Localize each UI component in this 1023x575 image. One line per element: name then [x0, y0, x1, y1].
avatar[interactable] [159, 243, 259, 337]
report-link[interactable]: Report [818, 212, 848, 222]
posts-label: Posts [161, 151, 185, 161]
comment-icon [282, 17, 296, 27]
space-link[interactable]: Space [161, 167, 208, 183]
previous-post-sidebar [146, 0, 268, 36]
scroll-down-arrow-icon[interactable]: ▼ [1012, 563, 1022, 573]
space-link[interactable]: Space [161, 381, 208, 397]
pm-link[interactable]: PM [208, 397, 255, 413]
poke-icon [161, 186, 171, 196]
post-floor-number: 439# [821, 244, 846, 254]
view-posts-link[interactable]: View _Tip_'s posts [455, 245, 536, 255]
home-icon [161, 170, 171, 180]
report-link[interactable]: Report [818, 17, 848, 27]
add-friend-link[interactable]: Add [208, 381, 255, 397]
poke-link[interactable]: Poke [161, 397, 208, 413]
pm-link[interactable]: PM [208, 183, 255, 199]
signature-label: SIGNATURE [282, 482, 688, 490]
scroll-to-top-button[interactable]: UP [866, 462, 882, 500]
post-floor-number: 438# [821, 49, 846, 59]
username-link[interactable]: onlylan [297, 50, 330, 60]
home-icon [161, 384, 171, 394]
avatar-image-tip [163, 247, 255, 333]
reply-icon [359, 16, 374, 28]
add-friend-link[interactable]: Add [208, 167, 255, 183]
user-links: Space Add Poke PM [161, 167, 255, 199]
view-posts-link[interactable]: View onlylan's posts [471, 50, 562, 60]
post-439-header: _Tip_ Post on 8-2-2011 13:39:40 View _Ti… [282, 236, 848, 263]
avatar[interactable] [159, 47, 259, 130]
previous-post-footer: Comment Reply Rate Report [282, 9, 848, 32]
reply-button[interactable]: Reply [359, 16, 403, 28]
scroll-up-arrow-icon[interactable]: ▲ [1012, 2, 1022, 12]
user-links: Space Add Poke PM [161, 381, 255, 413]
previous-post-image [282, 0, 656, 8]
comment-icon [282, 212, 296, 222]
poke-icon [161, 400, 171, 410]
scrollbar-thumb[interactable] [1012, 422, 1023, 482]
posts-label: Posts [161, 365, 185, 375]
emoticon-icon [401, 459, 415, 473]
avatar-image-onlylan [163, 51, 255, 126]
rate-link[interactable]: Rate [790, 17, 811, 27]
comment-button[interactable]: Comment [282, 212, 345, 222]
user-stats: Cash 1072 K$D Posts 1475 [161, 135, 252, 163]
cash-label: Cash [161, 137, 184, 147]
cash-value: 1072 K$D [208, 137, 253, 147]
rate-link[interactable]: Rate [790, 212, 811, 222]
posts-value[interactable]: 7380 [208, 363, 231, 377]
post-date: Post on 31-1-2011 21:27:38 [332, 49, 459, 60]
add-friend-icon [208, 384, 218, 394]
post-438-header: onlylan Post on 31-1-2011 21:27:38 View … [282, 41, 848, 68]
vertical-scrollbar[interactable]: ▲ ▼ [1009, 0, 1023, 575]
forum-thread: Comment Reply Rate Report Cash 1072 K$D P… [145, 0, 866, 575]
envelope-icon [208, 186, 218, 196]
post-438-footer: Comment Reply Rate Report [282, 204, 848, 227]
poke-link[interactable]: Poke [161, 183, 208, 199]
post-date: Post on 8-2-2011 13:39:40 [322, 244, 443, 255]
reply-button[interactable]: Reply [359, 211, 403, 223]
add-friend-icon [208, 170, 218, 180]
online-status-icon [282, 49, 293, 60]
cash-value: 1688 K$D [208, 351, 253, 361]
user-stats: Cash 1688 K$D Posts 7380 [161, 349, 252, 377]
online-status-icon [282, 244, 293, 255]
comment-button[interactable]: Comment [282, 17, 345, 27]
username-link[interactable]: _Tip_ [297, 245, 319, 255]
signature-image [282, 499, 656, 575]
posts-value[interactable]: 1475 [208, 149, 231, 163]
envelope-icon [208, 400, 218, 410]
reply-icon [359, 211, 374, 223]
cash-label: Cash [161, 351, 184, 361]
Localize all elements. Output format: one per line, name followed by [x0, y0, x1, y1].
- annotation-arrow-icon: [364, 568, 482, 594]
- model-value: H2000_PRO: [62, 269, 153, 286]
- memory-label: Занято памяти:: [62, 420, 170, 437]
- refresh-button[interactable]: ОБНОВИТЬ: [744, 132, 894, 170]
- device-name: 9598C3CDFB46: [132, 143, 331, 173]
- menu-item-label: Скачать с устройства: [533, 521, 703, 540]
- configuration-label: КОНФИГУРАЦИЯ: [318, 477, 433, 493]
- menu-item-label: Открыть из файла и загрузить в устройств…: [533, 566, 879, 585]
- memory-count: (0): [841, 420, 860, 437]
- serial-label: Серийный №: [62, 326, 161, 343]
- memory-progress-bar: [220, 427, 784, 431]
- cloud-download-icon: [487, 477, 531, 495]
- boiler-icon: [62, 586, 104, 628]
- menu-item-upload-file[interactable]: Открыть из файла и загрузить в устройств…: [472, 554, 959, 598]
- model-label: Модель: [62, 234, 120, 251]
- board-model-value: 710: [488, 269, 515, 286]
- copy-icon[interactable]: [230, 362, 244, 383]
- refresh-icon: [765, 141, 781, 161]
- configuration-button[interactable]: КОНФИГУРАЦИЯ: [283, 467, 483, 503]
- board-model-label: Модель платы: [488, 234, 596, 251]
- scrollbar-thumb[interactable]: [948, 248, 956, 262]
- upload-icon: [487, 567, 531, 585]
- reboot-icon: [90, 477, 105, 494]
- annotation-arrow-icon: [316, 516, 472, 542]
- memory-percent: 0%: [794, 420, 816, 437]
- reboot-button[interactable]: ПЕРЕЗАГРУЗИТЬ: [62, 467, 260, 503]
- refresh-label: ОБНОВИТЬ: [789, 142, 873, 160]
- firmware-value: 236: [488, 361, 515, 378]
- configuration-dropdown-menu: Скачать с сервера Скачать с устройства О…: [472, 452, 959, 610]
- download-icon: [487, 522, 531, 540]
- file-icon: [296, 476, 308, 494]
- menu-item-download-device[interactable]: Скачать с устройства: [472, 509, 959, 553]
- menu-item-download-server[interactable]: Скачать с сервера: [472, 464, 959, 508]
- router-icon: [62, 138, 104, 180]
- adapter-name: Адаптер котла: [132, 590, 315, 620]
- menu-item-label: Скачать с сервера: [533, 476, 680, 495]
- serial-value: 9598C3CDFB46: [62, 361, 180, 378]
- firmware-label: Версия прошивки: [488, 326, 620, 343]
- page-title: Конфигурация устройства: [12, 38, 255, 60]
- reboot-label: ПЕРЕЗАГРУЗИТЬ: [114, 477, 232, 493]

+--

● Problem details:
Reproduce the whole listing above, line for line and without any changes.

● Solved problem:
Localize each UI component in this 1023x575 image. One line per element: name then [x0, y0, x1, y1].
avatar[interactable] [159, 243, 259, 337]
report-link[interactable]: Report [818, 212, 848, 222]
posts-label: Posts [161, 151, 185, 161]
comment-icon [282, 17, 296, 27]
space-link[interactable]: Space [161, 167, 208, 183]
previous-post-sidebar [146, 0, 268, 36]
scroll-down-arrow-icon[interactable]: ▼ [1012, 563, 1022, 573]
space-link[interactable]: Space [161, 381, 208, 397]
pm-link[interactable]: PM [208, 397, 255, 413]
poke-icon [161, 186, 171, 196]
post-floor-number: 439# [821, 244, 846, 254]
view-posts-link[interactable]: View _Tip_'s posts [455, 245, 536, 255]
home-icon [161, 170, 171, 180]
report-link[interactable]: Report [818, 17, 848, 27]
add-friend-link[interactable]: Add [208, 381, 255, 397]
poke-link[interactable]: Poke [161, 397, 208, 413]
pm-link[interactable]: PM [208, 183, 255, 199]
signature-label: SIGNATURE [282, 482, 688, 490]
scroll-to-top-button[interactable]: UP [866, 462, 882, 500]
post-floor-number: 438# [821, 49, 846, 59]
username-link[interactable]: onlylan [297, 50, 330, 60]
home-icon [161, 384, 171, 394]
avatar-image-tip [163, 247, 255, 333]
reply-icon [359, 16, 374, 28]
add-friend-link[interactable]: Add [208, 167, 255, 183]
user-links: Space Add Poke PM [161, 167, 255, 199]
view-posts-link[interactable]: View onlylan's posts [471, 50, 562, 60]
post-439-header: _Tip_ Post on 8-2-2011 13:39:40 View _Ti… [282, 236, 848, 263]
avatar[interactable] [159, 47, 259, 130]
previous-post-footer: Comment Reply Rate Report [282, 9, 848, 32]
reply-button[interactable]: Reply [359, 16, 403, 28]
scroll-up-arrow-icon[interactable]: ▲ [1012, 2, 1022, 12]
user-links: Space Add Poke PM [161, 381, 255, 413]
previous-post-image [282, 0, 656, 8]
comment-icon [282, 212, 296, 222]
poke-icon [161, 400, 171, 410]
scrollbar-thumb[interactable] [1012, 422, 1023, 482]
posts-label: Posts [161, 365, 185, 375]
emoticon-icon [401, 459, 415, 473]
avatar-image-onlylan [163, 51, 255, 126]
rate-link[interactable]: Rate [790, 17, 811, 27]
comment-button[interactable]: Comment [282, 212, 345, 222]
user-stats: Cash 1072 K$D Posts 1475 [161, 135, 252, 163]
cash-label: Cash [161, 137, 184, 147]
cash-value: 1072 K$D [208, 137, 253, 147]
rate-link[interactable]: Rate [790, 212, 811, 222]
posts-value[interactable]: 7380 [208, 363, 231, 377]
post-date: Post on 31-1-2011 21:27:38 [332, 49, 459, 60]
add-friend-icon [208, 384, 218, 394]
post-438-header: onlylan Post on 31-1-2011 21:27:38 View … [282, 41, 848, 68]
vertical-scrollbar[interactable]: ▲ ▼ [1009, 0, 1023, 575]
forum-thread: Comment Reply Rate Report Cash 1072 K$D P… [145, 0, 866, 575]
envelope-icon [208, 186, 218, 196]
post-438-footer: Comment Reply Rate Report [282, 204, 848, 227]
poke-link[interactable]: Poke [161, 183, 208, 199]
post-date: Post on 8-2-2011 13:39:40 [322, 244, 443, 255]
reply-button[interactable]: Reply [359, 211, 403, 223]
add-friend-icon [208, 170, 218, 180]
online-status-icon [282, 49, 293, 60]
cash-value: 1688 K$D [208, 351, 253, 361]
user-stats: Cash 1688 K$D Posts 7380 [161, 349, 252, 377]
online-status-icon [282, 244, 293, 255]
comment-button[interactable]: Comment [282, 17, 345, 27]
username-link[interactable]: _Tip_ [297, 245, 319, 255]
signature-image [282, 499, 656, 575]
posts-value[interactable]: 1475 [208, 149, 231, 163]
envelope-icon [208, 400, 218, 410]
reply-icon [359, 211, 374, 223]
cash-label: Cash [161, 351, 184, 361]
Localize all elements. Output format: one per line, name followed by [x0, y0, x1, y1].
- annotation-arrow-icon: [364, 568, 482, 594]
- model-value: H2000_PRO: [62, 269, 153, 286]
- memory-label: Занято памяти:: [62, 420, 170, 437]
- refresh-button[interactable]: ОБНОВИТЬ: [744, 132, 894, 170]
- device-name: 9598C3CDFB46: [132, 143, 331, 173]
- menu-item-label: Скачать с устройства: [533, 521, 703, 540]
- configuration-label: КОНФИГУРАЦИЯ: [318, 477, 433, 493]
- menu-item-label: Открыть из файла и загрузить в устройств…: [533, 566, 879, 585]
- memory-count: (0): [841, 420, 860, 437]
- serial-label: Серийный №: [62, 326, 161, 343]
- memory-progress-bar: [220, 427, 784, 431]
- cloud-download-icon: [487, 477, 531, 495]
- boiler-icon: [62, 586, 104, 628]
- menu-item-upload-file[interactable]: Открыть из файла и загрузить в устройств…: [472, 554, 959, 598]
- model-label: Модель: [62, 234, 120, 251]
- board-model-value: 710: [488, 269, 515, 286]
- copy-icon[interactable]: [230, 362, 244, 383]
- refresh-icon: [765, 141, 781, 161]
- configuration-button[interactable]: КОНФИГУРАЦИЯ: [283, 467, 483, 503]
- board-model-label: Модель платы: [488, 234, 596, 251]
- scrollbar-thumb[interactable]: [948, 248, 956, 262]
- upload-icon: [487, 567, 531, 585]
- reboot-icon: [90, 477, 105, 494]
- annotation-arrow-icon: [316, 516, 472, 542]
- memory-percent: 0%: [794, 420, 816, 437]
- reboot-button[interactable]: ПЕРЕЗАГРУЗИТЬ: [62, 467, 260, 503]
- refresh-label: ОБНОВИТЬ: [789, 142, 873, 160]
- firmware-value: 236: [488, 361, 515, 378]
- configuration-dropdown-menu: Скачать с сервера Скачать с устройства О…: [472, 452, 959, 610]
- download-icon: [487, 522, 531, 540]
- file-icon: [296, 476, 308, 494]
- menu-item-download-device[interactable]: Скачать с устройства: [472, 509, 959, 553]
- menu-item-download-server[interactable]: Скачать с сервера: [472, 464, 959, 508]
- router-icon: [62, 138, 104, 180]
- adapter-name: Адаптер котла: [132, 590, 315, 620]
- menu-item-label: Скачать с сервера: [533, 476, 680, 495]
- serial-value: 9598C3CDFB46: [62, 361, 180, 378]
- firmware-label: Версия прошивки: [488, 326, 620, 343]
- page-title: Конфигурация устройства: [12, 38, 255, 60]
- reboot-label: ПЕРЕЗАГРУЗИТЬ: [114, 477, 232, 493]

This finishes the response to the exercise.